__PROBLEM TO WORK ON__.
Copy out all lines where "back" appears.

— start THE RECORDS —

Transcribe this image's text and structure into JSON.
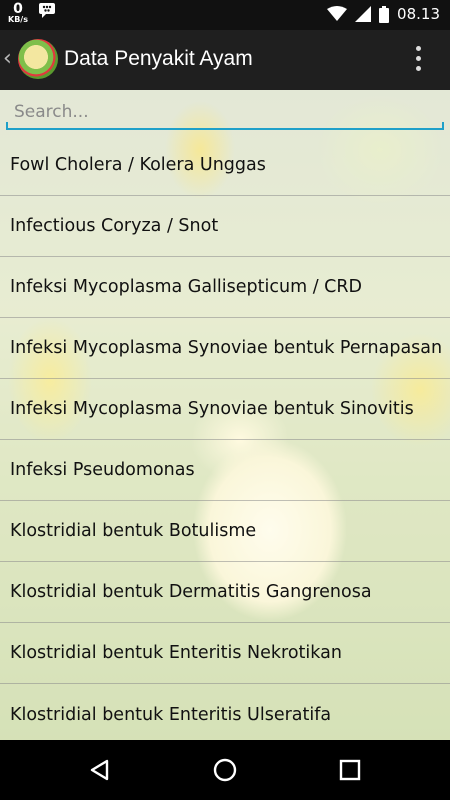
{
  "status_bar": {
    "speed_value": "0",
    "speed_unit": "KB/s",
    "time": "08.13",
    "icons": [
      "bbm-icon",
      "wifi-icon",
      "signal-icon",
      "battery-icon"
    ]
  },
  "app_bar": {
    "title": "Data Penyakit Ayam",
    "icons": [
      "back-chevron-icon",
      "app-logo-icon",
      "overflow-menu-icon"
    ]
  },
  "search": {
    "placeholder": "Search...",
    "value": ""
  },
  "items": [
    {
      "label": "Fowl Cholera / Kolera Unggas"
    },
    {
      "label": "Infectious Coryza / Snot"
    },
    {
      "label": "Infeksi Mycoplasma Gallisepticum / CRD"
    },
    {
      "label": "Infeksi Mycoplasma Synoviae bentuk Pernapasan"
    },
    {
      "label": "Infeksi Mycoplasma Synoviae bentuk Sinovitis"
    },
    {
      "label": "Infeksi Pseudomonas"
    },
    {
      "label": "Klostridial bentuk Botulisme"
    },
    {
      "label": "Klostridial bentuk Dermatitis Gangrenosa"
    },
    {
      "label": "Klostridial bentuk Enteritis Nekrotikan"
    },
    {
      "label": "Klostridial bentuk Enteritis Ulseratifa"
    }
  ],
  "nav_bar": {
    "icons": [
      "back-triangle-icon",
      "home-circle-icon",
      "recents-square-icon"
    ]
  },
  "colors": {
    "accent": "#1fa0c9",
    "app_bar": "#1f1f1f",
    "status_bar": "#111111"
  }
}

— end THE RECORDS —

__OUTPUT OF THE TASK__.
      "back-chevron-icon",
      "back-triangle-icon",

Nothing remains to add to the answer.